>> Start
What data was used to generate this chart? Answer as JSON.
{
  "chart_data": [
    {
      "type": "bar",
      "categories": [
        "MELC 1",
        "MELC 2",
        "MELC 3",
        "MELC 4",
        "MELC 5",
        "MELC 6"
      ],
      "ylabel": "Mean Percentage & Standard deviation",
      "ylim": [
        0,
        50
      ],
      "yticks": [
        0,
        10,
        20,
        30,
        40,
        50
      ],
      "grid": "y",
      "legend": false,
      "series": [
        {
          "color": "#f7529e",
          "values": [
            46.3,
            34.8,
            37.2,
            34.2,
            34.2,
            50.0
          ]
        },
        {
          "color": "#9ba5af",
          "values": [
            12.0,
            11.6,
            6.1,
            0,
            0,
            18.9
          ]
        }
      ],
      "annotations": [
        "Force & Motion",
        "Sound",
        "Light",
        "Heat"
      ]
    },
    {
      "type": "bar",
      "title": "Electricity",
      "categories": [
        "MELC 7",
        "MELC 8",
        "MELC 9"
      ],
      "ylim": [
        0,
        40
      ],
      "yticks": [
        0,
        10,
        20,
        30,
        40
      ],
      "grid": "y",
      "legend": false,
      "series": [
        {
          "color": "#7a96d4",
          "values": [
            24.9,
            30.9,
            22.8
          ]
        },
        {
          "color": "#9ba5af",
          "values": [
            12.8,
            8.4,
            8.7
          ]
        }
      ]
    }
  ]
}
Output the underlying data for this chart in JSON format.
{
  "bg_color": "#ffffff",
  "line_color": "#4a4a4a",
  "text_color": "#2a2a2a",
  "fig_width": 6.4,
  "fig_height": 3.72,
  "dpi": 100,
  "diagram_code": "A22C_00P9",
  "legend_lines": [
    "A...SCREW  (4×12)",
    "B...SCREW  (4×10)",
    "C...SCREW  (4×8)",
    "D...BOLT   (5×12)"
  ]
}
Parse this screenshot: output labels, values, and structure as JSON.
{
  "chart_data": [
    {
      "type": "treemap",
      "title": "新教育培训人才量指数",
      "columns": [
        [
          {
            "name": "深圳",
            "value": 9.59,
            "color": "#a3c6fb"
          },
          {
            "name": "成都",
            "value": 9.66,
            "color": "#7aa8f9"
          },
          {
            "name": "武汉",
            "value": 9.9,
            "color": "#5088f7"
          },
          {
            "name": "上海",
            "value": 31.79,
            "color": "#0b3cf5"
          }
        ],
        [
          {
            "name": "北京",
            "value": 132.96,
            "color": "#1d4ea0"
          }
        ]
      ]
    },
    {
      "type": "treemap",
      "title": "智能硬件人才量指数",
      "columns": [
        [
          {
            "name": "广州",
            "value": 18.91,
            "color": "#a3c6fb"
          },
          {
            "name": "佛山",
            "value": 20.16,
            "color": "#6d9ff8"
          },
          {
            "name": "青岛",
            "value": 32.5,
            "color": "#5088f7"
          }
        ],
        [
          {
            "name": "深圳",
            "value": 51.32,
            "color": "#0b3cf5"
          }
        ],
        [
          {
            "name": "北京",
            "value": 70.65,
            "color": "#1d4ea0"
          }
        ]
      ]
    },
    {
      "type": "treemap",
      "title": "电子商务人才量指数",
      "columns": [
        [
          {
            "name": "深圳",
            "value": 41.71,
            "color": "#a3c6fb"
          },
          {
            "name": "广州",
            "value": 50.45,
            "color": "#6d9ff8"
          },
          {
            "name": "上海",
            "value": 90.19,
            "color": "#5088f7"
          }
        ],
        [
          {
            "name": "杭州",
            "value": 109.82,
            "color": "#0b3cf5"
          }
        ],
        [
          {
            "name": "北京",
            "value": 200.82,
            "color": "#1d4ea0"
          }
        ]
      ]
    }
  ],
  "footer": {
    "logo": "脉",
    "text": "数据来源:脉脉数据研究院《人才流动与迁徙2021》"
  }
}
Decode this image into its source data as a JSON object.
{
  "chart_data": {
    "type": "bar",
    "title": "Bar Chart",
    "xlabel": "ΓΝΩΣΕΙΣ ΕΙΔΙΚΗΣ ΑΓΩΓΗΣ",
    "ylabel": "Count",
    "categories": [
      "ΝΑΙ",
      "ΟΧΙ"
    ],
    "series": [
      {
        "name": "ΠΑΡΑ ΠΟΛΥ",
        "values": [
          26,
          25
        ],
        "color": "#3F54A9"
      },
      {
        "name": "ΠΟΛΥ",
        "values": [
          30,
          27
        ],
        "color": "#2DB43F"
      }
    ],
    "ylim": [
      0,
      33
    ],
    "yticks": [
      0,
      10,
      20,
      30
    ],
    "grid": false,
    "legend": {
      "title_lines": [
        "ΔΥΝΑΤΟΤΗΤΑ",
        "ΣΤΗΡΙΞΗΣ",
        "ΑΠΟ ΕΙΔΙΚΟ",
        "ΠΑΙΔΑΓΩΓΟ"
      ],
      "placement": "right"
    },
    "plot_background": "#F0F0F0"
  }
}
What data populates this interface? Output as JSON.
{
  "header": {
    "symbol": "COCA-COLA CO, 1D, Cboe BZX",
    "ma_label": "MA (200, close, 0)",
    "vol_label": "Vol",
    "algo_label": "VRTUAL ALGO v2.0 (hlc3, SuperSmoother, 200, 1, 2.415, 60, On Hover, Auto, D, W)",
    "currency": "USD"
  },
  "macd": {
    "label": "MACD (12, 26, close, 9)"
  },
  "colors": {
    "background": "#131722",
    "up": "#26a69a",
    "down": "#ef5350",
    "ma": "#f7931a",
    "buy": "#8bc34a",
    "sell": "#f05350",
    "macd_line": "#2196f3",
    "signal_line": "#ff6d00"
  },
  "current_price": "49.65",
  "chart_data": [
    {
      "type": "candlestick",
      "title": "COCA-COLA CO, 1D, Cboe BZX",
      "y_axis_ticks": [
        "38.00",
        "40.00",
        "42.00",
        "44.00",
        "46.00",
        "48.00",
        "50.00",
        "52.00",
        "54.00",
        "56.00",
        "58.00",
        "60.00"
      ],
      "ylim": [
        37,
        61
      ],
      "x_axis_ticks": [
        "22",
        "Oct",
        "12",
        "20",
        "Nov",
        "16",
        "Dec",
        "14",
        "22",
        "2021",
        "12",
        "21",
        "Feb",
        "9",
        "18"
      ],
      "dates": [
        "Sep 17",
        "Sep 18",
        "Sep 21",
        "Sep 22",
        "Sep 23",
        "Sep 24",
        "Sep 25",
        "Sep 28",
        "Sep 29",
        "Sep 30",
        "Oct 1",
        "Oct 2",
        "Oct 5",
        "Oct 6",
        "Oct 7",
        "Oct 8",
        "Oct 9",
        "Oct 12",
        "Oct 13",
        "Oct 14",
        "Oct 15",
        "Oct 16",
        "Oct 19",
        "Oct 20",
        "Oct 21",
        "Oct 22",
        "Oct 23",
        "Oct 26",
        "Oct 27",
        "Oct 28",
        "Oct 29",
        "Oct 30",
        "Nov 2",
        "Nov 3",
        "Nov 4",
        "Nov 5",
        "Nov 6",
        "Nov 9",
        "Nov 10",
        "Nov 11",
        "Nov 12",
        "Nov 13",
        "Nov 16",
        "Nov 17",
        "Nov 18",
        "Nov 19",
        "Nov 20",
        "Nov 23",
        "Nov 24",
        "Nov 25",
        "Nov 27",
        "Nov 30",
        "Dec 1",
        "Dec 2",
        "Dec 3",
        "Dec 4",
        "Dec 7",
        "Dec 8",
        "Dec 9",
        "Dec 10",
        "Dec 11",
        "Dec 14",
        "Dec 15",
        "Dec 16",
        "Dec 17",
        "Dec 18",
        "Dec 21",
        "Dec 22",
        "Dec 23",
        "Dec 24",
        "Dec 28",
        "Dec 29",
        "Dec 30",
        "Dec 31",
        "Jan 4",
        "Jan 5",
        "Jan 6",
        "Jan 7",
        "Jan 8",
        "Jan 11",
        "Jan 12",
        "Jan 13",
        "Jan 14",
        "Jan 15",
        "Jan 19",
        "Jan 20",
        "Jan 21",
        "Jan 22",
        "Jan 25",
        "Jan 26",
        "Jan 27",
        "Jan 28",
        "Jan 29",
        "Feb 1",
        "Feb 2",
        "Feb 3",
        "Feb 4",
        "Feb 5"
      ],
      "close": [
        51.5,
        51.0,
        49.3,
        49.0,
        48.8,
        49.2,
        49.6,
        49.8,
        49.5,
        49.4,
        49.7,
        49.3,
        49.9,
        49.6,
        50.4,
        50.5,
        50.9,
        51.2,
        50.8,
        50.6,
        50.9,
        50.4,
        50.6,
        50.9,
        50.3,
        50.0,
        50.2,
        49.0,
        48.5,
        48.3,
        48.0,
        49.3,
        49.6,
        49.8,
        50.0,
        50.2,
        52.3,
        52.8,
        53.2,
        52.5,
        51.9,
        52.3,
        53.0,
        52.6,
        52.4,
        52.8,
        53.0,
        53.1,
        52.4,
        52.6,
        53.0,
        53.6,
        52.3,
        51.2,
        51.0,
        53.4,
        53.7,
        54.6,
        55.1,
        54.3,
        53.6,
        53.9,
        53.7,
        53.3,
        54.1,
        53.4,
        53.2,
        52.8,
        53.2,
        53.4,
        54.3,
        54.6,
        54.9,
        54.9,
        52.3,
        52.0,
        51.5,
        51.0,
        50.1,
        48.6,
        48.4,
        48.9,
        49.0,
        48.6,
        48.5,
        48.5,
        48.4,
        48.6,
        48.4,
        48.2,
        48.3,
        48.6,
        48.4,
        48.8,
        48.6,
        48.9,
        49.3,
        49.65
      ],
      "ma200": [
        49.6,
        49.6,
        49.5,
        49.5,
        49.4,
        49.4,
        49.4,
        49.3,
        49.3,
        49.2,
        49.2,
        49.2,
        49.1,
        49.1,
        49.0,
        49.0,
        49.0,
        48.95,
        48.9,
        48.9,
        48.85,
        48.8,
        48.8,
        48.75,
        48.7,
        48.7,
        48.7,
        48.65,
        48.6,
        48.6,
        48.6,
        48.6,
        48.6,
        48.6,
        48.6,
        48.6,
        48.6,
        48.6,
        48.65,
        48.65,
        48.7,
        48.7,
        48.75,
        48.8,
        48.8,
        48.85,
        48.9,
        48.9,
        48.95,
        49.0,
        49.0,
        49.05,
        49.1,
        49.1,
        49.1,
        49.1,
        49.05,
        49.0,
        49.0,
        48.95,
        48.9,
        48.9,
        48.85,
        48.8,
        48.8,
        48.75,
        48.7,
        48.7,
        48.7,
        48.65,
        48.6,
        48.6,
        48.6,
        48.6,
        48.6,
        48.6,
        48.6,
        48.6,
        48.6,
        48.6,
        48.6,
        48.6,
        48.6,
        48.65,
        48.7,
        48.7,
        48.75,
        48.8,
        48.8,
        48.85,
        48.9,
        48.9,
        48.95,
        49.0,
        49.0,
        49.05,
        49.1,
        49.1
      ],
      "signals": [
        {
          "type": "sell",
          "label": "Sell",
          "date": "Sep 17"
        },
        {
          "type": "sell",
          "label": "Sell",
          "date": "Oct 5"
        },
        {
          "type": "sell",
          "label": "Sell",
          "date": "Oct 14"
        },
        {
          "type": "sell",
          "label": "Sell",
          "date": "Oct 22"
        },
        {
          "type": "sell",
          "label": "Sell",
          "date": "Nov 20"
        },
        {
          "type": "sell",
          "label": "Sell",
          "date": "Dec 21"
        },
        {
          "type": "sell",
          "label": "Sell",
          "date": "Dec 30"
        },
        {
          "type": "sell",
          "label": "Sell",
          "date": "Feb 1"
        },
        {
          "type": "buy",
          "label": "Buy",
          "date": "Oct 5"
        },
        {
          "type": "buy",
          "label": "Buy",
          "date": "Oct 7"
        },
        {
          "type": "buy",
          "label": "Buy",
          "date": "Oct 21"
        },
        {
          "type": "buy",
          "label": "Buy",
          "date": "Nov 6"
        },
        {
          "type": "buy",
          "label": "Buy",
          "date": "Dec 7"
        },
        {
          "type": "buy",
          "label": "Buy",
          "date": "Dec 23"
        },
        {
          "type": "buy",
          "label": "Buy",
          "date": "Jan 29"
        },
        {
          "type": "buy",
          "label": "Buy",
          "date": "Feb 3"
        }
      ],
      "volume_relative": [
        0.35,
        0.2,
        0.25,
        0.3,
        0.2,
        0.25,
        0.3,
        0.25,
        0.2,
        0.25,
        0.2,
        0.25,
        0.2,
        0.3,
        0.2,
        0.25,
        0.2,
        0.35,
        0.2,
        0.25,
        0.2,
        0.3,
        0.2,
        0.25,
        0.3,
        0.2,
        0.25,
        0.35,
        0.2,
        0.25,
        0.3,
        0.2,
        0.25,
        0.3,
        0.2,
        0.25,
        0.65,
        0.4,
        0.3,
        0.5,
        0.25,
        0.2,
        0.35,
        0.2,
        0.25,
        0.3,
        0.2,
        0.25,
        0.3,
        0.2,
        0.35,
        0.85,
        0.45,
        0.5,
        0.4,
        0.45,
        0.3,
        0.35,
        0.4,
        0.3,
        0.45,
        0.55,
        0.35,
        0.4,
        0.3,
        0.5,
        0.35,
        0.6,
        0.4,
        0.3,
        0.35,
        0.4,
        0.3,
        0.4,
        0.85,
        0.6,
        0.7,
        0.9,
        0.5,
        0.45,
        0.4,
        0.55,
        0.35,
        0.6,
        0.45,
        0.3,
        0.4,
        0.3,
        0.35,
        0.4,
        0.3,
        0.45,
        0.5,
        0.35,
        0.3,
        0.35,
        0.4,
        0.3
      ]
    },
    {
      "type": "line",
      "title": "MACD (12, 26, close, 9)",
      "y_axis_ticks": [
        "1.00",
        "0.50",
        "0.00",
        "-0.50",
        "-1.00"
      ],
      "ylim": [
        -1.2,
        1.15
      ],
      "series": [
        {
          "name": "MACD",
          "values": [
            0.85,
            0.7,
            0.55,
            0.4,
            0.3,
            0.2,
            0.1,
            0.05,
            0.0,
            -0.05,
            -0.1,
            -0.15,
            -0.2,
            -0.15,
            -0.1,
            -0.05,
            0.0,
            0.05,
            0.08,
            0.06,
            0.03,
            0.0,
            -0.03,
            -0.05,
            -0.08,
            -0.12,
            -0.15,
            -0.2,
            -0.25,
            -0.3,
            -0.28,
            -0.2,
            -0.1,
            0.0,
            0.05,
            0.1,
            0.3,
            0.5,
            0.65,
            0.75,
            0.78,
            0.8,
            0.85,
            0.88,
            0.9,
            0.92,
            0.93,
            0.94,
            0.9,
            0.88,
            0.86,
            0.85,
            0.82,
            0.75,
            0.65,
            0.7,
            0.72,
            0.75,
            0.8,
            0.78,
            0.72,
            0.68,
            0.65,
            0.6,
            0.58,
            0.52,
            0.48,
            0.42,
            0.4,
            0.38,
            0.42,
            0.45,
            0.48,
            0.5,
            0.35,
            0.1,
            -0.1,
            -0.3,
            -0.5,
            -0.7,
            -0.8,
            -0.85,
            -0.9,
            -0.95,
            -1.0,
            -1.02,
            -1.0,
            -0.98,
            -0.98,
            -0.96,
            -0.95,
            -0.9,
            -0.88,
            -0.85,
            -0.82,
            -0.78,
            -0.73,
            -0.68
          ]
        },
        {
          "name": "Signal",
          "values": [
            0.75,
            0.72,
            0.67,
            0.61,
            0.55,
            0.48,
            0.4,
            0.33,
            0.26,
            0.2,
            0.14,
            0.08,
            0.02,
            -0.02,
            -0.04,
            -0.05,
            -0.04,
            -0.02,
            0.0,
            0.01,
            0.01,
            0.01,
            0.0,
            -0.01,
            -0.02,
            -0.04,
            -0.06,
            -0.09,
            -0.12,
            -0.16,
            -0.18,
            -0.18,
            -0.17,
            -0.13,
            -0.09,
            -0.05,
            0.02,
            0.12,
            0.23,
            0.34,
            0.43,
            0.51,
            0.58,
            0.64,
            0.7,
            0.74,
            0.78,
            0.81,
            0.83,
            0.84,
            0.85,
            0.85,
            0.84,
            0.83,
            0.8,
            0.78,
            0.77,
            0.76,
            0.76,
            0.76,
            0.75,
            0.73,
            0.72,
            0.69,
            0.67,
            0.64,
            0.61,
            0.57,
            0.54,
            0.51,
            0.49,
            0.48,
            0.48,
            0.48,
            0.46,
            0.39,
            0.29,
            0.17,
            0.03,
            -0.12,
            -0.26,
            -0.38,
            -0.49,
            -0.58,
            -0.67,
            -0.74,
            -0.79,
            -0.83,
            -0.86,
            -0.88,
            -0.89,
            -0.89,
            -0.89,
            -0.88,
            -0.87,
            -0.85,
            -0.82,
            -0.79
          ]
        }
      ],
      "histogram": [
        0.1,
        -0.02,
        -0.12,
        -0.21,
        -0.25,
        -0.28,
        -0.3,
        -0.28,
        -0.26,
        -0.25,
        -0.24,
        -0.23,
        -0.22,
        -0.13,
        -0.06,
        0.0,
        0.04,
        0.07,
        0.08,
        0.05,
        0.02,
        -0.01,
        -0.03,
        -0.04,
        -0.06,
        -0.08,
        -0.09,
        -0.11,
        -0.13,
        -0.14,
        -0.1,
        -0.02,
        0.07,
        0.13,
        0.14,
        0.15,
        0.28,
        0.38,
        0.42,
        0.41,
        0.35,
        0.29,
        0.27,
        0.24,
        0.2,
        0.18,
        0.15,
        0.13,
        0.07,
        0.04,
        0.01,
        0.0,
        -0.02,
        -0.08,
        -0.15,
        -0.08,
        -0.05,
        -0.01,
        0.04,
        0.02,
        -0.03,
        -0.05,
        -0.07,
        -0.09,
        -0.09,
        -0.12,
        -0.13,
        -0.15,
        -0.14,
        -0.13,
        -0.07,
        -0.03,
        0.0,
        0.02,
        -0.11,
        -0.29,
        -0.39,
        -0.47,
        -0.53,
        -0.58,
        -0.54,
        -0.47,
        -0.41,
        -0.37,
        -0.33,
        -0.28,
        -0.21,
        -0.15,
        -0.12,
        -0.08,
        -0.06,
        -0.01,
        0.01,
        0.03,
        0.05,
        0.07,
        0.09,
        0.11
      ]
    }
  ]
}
>> End
SHORT PROBLEM:
Examine the data above and state how many of its lines contain the word "COLA", with no further remarks.

COMPLETED EXERCISE:
2